**DIRECTIVE**
Your answer must consist solely of the number of lines that contain the word "this".

**DATA SECTION**
..............................

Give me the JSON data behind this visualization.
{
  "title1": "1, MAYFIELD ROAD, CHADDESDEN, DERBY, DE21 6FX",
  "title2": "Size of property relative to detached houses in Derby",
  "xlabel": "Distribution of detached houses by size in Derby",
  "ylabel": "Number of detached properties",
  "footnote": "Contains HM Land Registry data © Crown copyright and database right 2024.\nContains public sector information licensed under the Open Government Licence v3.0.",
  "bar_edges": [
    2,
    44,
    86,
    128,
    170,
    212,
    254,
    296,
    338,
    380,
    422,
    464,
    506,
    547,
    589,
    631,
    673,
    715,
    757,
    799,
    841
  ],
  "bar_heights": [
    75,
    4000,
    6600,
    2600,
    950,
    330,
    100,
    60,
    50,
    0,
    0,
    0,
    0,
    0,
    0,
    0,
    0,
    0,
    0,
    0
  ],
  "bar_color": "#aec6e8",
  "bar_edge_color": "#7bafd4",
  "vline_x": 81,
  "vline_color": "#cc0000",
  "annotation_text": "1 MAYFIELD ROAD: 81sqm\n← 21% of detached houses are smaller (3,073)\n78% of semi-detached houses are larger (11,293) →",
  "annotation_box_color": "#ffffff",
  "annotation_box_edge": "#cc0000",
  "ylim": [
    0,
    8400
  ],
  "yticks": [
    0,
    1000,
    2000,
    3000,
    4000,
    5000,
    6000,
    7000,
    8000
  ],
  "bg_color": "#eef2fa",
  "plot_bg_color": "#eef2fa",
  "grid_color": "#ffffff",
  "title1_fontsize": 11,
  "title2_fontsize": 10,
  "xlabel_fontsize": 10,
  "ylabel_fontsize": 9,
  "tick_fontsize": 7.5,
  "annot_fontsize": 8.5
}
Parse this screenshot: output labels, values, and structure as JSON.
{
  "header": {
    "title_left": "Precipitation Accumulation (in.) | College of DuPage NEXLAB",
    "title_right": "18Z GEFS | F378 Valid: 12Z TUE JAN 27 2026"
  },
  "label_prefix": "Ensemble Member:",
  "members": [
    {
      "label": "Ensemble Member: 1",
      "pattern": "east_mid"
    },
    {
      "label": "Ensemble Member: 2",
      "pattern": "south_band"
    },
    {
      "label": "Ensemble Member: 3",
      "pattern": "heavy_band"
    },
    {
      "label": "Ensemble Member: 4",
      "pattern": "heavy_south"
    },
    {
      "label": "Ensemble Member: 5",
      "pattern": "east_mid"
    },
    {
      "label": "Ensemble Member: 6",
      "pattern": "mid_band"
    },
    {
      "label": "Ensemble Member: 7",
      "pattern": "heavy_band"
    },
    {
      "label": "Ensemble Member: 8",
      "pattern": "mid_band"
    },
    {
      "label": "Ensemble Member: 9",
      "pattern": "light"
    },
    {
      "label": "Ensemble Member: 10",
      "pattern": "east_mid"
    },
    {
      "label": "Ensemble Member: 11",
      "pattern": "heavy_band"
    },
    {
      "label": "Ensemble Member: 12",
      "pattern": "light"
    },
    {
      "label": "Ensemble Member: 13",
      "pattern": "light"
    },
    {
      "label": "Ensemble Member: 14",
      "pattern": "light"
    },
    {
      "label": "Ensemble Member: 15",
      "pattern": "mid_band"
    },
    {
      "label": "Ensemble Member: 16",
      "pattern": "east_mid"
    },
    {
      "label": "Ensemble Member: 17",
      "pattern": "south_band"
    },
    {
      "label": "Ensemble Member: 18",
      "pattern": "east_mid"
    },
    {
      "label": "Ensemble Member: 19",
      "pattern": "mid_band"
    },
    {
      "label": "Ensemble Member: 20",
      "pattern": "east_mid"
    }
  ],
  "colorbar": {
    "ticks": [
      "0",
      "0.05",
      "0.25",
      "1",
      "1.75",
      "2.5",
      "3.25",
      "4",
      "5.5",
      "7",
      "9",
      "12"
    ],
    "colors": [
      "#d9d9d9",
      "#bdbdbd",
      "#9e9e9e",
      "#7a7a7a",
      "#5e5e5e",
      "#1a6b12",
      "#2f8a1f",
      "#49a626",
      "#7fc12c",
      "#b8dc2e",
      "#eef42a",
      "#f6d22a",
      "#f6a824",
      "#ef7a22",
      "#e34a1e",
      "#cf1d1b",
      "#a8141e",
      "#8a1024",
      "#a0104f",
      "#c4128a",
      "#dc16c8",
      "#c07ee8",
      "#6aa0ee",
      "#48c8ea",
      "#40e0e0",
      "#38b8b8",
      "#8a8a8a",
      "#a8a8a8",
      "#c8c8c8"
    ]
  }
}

..............................

**FINISHED ANSWER**
2